Start of INPUT FOR THIS TASK
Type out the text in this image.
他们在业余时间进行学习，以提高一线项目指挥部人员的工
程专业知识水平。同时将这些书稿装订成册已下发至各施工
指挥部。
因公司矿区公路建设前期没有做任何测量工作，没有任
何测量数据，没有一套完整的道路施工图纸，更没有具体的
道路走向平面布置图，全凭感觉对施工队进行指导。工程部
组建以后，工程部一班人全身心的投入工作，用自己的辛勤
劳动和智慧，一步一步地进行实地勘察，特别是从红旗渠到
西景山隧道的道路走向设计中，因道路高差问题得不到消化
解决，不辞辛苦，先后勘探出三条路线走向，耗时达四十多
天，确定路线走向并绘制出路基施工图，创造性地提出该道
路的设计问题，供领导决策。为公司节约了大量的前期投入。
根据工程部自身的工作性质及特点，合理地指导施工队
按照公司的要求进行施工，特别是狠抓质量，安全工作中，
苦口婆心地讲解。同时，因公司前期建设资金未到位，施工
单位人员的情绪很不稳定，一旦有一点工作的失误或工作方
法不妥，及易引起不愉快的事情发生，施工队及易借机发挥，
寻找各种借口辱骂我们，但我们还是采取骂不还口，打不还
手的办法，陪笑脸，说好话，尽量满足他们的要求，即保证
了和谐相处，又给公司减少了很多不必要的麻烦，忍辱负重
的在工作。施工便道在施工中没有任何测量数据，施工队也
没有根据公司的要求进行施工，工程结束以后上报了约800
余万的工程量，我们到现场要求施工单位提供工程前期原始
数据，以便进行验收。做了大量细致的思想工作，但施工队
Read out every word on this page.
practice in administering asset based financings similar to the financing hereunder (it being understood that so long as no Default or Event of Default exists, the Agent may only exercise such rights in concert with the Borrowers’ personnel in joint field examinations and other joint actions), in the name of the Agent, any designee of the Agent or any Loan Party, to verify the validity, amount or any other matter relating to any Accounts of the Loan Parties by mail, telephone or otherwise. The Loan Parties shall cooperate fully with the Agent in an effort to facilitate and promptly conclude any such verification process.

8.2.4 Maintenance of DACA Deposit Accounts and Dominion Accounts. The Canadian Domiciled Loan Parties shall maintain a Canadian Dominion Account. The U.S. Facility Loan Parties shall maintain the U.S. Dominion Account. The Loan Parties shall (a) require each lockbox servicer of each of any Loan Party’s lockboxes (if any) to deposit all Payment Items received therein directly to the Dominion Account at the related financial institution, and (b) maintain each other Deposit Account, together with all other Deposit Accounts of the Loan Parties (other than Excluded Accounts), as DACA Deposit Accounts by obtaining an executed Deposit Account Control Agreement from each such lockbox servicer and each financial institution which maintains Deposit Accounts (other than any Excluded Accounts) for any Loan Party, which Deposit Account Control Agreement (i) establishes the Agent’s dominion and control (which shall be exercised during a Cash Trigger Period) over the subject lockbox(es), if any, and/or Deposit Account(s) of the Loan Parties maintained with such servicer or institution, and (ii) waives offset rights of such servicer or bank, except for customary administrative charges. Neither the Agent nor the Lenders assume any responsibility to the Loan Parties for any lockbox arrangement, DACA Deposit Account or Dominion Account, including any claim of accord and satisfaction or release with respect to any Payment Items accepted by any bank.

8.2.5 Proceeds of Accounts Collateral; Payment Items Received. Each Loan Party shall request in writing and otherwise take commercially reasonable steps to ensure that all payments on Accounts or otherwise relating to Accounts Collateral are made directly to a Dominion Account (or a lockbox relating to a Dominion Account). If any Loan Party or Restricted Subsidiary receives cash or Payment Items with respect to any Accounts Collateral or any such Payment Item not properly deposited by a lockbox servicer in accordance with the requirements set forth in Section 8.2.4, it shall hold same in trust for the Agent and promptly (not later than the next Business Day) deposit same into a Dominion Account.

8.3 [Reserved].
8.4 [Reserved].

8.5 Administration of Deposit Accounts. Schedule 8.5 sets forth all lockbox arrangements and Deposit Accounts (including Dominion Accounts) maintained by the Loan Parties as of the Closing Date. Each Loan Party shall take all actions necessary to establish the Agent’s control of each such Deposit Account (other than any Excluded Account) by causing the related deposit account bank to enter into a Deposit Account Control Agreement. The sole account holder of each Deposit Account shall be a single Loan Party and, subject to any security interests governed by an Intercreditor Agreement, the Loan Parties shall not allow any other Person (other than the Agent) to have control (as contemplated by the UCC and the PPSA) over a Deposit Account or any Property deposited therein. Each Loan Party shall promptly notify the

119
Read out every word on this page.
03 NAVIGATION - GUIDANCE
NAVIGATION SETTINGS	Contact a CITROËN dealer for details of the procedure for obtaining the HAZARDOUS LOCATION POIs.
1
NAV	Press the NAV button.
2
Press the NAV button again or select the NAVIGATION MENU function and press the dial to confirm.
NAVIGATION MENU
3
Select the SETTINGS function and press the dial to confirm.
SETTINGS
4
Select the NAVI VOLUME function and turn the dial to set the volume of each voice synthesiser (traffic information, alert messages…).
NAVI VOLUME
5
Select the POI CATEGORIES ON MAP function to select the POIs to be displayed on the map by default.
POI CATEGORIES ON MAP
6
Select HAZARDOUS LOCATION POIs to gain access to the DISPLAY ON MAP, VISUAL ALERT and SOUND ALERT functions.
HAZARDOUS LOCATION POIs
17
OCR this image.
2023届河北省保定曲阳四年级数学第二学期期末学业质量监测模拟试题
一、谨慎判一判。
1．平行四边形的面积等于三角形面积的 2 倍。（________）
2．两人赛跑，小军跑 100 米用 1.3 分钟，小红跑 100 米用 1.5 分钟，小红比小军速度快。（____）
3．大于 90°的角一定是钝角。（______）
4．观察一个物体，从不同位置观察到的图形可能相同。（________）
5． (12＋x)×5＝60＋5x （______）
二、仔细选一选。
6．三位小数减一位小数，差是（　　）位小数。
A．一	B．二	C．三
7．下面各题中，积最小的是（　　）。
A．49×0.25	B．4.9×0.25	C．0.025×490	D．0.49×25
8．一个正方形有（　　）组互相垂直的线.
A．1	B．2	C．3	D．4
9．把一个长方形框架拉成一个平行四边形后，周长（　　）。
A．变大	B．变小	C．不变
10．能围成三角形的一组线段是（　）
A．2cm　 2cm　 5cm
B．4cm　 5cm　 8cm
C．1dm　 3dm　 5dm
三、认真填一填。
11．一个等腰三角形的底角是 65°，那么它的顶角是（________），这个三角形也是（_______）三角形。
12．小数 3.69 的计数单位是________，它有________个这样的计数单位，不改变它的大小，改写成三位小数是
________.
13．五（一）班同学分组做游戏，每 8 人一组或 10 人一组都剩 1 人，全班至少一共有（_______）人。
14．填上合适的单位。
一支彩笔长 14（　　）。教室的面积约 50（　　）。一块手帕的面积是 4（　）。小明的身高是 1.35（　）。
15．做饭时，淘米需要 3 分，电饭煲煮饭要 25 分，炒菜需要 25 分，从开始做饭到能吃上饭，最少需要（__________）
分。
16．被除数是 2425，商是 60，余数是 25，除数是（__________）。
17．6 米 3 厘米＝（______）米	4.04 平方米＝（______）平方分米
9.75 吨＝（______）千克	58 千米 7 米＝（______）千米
End of INPUT FOR THIS TASK
GIVEN PROBLEM:
Copy out every line from the records that has the word "NAVIGATION".

COMPLETE ANSWER:
03 NAVIGATION - GUIDANCE
NAVIGATION SETTINGS	Contact a CITROËN dealer for details of the procedure for obtaining the HAZARDOUS LOCATION POIs.
Press the NAV button again or select the NAVIGATION MENU function and press the dial to confirm.
NAVIGATION MENU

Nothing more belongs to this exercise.